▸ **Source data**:
______________________________

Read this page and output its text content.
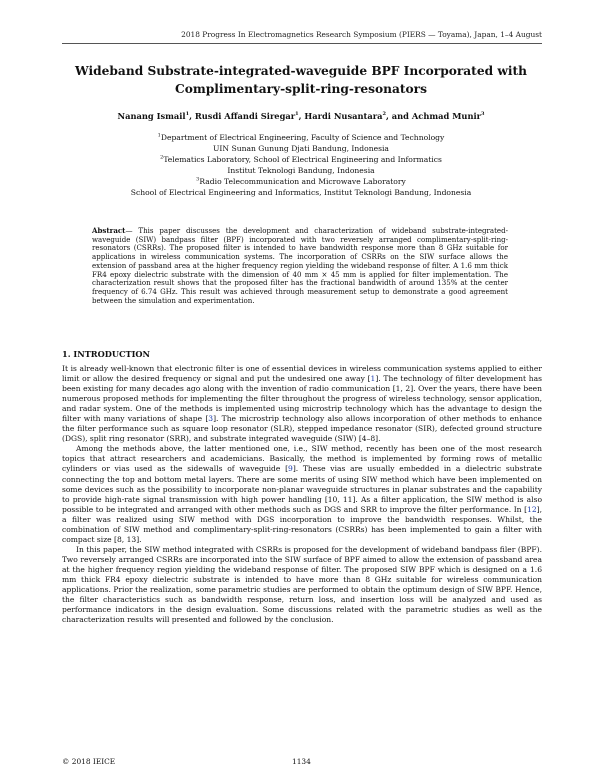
2018 Progress In Electromagnetics Research Symposium (PIERS — Toyama), Japan, 1–4 August
Wideband Substrate-integrated-waveguide BPF Incorporated with
Complimentary-split-ring-resonators
Nanang Ismail$^1$, Rusdi Affandi Siregar$^1$, Hardi Nusantara$^2$, and Achmad Munir$^3$
$^1$Department of Electrical Engineering, Faculty of Science and Technology
UIN Sunan Gunung Djati Bandung, Indonesia
$^2$Telematics Laboratory, School of Electrical Engineering and Informatics
Institut Teknologi Bandung, Indonesia
$^3$Radio Telecommunication and Microwave Laboratory
School of Electrical Engineering and Informatics, Institut Teknologi Bandung, Indonesia
Abstract— This paper discusses the development and characterization of wideband substrate-integrated-waveguide (SIW) bandpass filter (BPF) incorporated with two reversely arranged complimentary-split-ring-resonators (CSRRs). The proposed filter is intended to have bandwidth response more than 8 GHz suitable for applications in wireless communication systems. The incorporation of CSRRs on the SIW surface allows the extension of passband area at the higher frequency region yielding the wideband response of filter. A 1.6 mm thick FR4 epoxy dielectric substrate with the dimension of 40 mm × 45 mm is applied for filter implementation. The characterization result shows that the proposed filter has the fractional bandwidth of around 135% at the center frequency of 6.74 GHz. This result was achieved through measurement setup to demonstrate a good agreement between the simulation and experimentation.
1. INTRODUCTION

It is already well-known that electronic filter is one of essential devices in wireless communication systems applied to either limit or allow the desired frequency or signal and put the undesired one away [1]. The technology of filter development has been existing for many decades ago along with the invention of radio communication [1, 2]. Over the years, there have been numerous proposed methods for implementing the filter throughout the progress of wireless technology, sensor application, and radar system. One of the methods is implemented using microstrip technology which has the advantage to design the filter with many variations of shape [3]. The microstrip technology also allows incorporation of other methods to enhance the filter performance such as square loop resonator (SLR), stepped impedance resonator (SIR), defected ground structure (DGS), split ring resonator (SRR), and substrate integrated waveguide (SIW) [4–8].

Among the methods above, the latter mentioned one, i.e., SIW method, recently has been one of the most research topics that attract researchers and academicians. Basically, the method is implemented by forming rows of metallic cylinders or vias used as the sidewalls of waveguide [9]. These vias are usually embedded in a dielectric substrate connecting the top and bottom metal layers. There are some merits of using SIW method which have been implemented on some devices such as the possibility to incorporate non-planar waveguide structures in planar substrates and the capability to provide high-rate signal transmission with high power handling [10, 11]. As a filter application, the SIW method is also possible to be integrated and arranged with other methods such as DGS and SRR to improve the filter performance. In [12], a filter was realized using SIW method with DGS incorporation to improve the bandwidth responses. Whilst, the combination of SIW method and complimentary-split-ring-resonators (CSRRs) has been implemented to gain a filter with compact size [8, 13].

In this paper, the SIW method integrated with CSRRs is proposed for the development of wideband bandpass filer (BPF). Two reversely arranged CSRRs are incorporated into the SIW surface of BPF aimed to allow the extension of passband area at the higher frequency region yielding the wideband response of filter. The proposed SIW BPF which is designed on a 1.6 mm thick FR4 epoxy dielectric substrate is intended to have more than 8 GHz suitable for wireless communication applications. Prior the realization, some parametric studies are performed to obtain the optimum design of SIW BPF. Hence, the filter characteristics such as bandwidth response, return loss, and insertion loss will be analyzed and used as performance indicators in the design evaluation. Some discussions related with the parametric studies as well as the characterization results will presented and followed by the conclusion.

© 2018 IEICE	1134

______________________________

Check each line of the records above for the string "Teknologi", and report every line that has it.

Institut Teknologi Bandung, Indonesia
School of Electrical Engineering and Informatics, Institut Teknologi Bandung, Indonesia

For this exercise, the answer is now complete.